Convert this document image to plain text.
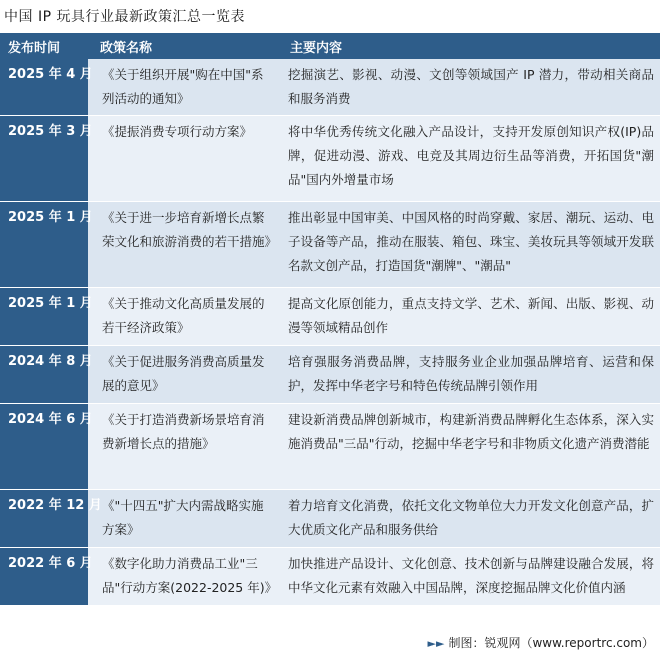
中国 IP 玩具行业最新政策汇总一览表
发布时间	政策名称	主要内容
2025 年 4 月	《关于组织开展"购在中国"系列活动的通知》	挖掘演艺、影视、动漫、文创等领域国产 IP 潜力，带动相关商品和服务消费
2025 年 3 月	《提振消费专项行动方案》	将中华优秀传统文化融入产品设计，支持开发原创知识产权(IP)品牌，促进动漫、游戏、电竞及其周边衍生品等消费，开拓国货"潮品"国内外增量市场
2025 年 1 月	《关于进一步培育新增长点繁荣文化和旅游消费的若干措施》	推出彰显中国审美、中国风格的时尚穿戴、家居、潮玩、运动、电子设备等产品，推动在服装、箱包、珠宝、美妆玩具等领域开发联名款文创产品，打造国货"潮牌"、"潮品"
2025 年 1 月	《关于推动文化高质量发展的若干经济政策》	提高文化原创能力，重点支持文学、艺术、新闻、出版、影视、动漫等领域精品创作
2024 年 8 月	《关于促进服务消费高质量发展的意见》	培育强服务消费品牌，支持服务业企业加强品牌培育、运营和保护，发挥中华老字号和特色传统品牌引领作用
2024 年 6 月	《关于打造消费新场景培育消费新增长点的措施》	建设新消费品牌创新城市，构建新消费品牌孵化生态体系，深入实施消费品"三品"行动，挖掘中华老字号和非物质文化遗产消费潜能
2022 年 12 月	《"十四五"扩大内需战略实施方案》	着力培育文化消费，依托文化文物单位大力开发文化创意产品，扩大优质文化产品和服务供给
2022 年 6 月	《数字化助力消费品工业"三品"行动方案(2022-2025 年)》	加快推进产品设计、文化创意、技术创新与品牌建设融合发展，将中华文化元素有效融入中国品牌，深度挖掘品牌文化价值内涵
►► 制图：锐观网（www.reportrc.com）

-----

■ **The request**: Every line is to be duplicated exactly, though pictures stay out.

■ **Answer to this task**:
Convert this document image to plain text.
中国 IP 玩具行业最新政策汇总一览表
发布时间	政策名称	主要内容
2025 年 4 月	《关于组织开展"购在中国"系列活动的通知》	挖掘演艺、影视、动漫、文创等领域国产 IP 潜力，带动相关商品和服务消费
2025 年 3 月	《提振消费专项行动方案》	将中华优秀传统文化融入产品设计，支持开发原创知识产权(IP)品牌，促进动漫、游戏、电竞及其周边衍生品等消费，开拓国货"潮品"国内外增量市场
2025 年 1 月	《关于进一步培育新增长点繁荣文化和旅游消费的若干措施》	推出彰显中国审美、中国风格的时尚穿戴、家居、潮玩、运动、电子设备等产品，推动在服装、箱包、珠宝、美妆玩具等领域开发联名款文创产品，打造国货"潮牌"、"潮品"
2025 年 1 月	《关于推动文化高质量发展的若干经济政策》	提高文化原创能力，重点支持文学、艺术、新闻、出版、影视、动漫等领域精品创作
2024 年 8 月	《关于促进服务消费高质量发展的意见》	培育强服务消费品牌，支持服务业企业加强品牌培育、运营和保护，发挥中华老字号和特色传统品牌引领作用
2024 年 6 月	《关于打造消费新场景培育消费新增长点的措施》	建设新消费品牌创新城市，构建新消费品牌孵化生态体系，深入实施消费品"三品"行动，挖掘中华老字号和非物质文化遗产消费潜能
2022 年 12 月	《"十四五"扩大内需战略实施方案》	着力培育文化消费，依托文化文物单位大力开发文化创意产品，扩大优质文化产品和服务供给
2022 年 6 月	《数字化助力消费品工业"三品"行动方案(2022-2025 年)》	加快推进产品设计、文化创意、技术创新与品牌建设融合发展，将中华文化元素有效融入中国品牌，深度挖掘品牌文化价值内涵
►► 制图：锐观网（www.reportrc.com）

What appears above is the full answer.